▸ **Texto selecionado**:
Entrevista com Victoria Campos, artesã da marca de acessórios de carnaval Vic faz pra mim. A jornalista Victoria se apaixonou pela ideia do projeto próprio Foto: MARCELO G. RIBEIRO/JC

Jornalista aposta nos acessórios feitos à mão para o Carnaval

Victoria Campos aproveitou a folia e criou marca de tiaras e brincos carnavalescos

Vic, faz pra mim? Essa foi a pergunta que Victoria Campos, 23 anos, mais ouviu durante a preparação para o Bloco da Laje, no final de janeiro. Ela foi a responsável por fazer os adereços para as amigas, mas tudo era, como ela define, uma grande brincadeira. Com as fotos publicadas nas redes sociais, começaram a aparecer pessoas querendo encomendar os acessórios. Foi assim que a jornalista decidiu criar o Instagram @vicfazpramim para centralizar o trabalho e melhorar a comunicação com os clientes.
Em menos de 20 dias de trabalho, Vic produziu 52 tiaras decoradas, 33 brincos e ainda teve fila de espera. “Tinham meninas que queriam muito encomendar e não conseguiram, então expliquei para elas o que tinham que comprar e fazer para confeccionar a tiara”, conta. Apesar do negócio ter surgido para o carnaval, ela planeja continuar ao longo do ano. “Foi algo que eu me encontrei de verdade. Sempre achava meio clichê quando as pessoas falavam isso até que eu me vi fazendo uma coisa que me fazia ir dormir às 4h da manhã, mas eu ia dormir bem, porque eu gosto de fazer isso. Então eu pretendo dar continuidade, mas ainda não sei de que maneira vou fazer isso.”

▸ **Atividades**:
a) Indique se cada afirmação a seguir está de acordo com a reportagem sobre os acessórios de carnaval, respondendo sim ou não e citando literalmente o trecho que decide a questão: (i) Victoria Campos produziu 52 tiaras em menos de 20 dias; (ii) Victoria pretende encerrar o negócio logo depois do carnaval; (iii) todas as meninas que quiseram encomendar conseguiram fazer o pedido.
b) Segundo a reportagem sobre os acessórios de carnaval, que perfil no Instagram Victoria Campos criou para centralizar o trabalho?
c) Escreva a continuação da reportagem sobre a marca de acessórios de carnaval de Victoria Campos, começando logo após a última frase.

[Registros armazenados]

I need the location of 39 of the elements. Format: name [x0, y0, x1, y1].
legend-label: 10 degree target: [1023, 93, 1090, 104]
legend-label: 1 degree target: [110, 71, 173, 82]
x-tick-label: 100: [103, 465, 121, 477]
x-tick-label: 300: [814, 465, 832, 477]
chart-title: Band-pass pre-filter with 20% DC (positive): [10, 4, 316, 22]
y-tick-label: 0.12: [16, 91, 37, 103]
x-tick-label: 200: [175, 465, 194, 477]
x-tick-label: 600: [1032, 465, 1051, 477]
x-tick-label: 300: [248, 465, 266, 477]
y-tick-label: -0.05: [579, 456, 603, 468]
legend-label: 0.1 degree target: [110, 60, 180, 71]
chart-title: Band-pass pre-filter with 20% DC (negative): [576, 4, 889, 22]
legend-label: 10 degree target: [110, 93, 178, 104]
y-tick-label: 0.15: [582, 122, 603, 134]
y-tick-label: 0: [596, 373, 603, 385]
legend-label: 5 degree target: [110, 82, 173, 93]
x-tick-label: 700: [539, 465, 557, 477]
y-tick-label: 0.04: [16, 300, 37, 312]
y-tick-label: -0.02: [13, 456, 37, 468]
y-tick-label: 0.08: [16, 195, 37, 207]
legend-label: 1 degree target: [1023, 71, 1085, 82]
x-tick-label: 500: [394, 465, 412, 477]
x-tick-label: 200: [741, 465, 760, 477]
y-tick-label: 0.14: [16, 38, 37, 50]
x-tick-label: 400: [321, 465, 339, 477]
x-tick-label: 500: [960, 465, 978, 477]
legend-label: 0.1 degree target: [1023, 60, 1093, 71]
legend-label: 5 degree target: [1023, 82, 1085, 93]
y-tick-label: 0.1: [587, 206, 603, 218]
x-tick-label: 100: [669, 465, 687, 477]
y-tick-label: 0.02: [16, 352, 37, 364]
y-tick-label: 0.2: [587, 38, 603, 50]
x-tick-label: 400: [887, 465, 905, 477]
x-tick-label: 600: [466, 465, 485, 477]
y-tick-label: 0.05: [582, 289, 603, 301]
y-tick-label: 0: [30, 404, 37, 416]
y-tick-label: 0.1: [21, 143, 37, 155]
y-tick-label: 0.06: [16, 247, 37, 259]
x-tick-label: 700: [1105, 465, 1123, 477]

▸ **Respostas em ordem**:
a)
(i) Sim: "Em menos de 20 dias de trabalho, Vic produziu 52 tiaras decoradas".
(ii) Não: "ela planeja continuar ao longo do ano".
(iii) Não: "Tinham meninas que queriam muito encomendar e não conseguiram".

b) Ela criou o perfil @vicfazpramim.

c)
MARCELO G. RIBEIRO/JC
Apesar do sucesso repentino, nem tudo foi confete e serpentina na breve trajetória como empreendedora. “Tive dificuldade de encontrar material de qualidade e estipular um preço. Mesmo sem um planejamento, eu vou conseguir tirar algum lucro, mas avaliando agora eu vejo que poderia ter tido um rendimento maior se tivesse me organizado mais esse pré”, avalia. A alegria característica da data deixou a experiência ainda mais positiva para Vic. “A euforia das pessoas foi o que mais gostei. Elas estão esperando muito por aquele momento. Então me mandam fotos com a fantasia completa, pedem opinião, foi uma troca muito legal.”